▸ **Records from a dataset**
....

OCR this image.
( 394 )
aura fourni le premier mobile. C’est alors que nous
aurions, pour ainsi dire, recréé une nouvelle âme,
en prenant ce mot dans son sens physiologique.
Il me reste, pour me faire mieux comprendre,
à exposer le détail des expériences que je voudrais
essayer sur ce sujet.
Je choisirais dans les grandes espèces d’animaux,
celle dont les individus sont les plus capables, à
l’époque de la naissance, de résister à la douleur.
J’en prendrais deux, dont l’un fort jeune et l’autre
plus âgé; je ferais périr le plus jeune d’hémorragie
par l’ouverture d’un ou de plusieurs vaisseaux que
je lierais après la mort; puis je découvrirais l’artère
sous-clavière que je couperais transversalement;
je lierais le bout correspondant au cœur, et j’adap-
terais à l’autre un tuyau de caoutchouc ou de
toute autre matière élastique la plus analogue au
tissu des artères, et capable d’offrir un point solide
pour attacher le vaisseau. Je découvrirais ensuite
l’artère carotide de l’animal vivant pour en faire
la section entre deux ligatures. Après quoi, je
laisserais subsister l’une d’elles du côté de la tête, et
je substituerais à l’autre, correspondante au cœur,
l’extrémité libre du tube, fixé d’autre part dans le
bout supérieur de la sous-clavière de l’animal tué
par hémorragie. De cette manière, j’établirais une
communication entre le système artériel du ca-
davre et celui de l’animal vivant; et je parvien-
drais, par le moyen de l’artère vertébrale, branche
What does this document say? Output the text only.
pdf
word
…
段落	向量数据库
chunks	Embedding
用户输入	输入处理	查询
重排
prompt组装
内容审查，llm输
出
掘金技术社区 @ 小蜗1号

....

▸ **WORK INSTRUCTIONS**
Report how many lines of the listing hold the word "pour", with nothing but the number.

▸ **THE COMPLETED TASK**
4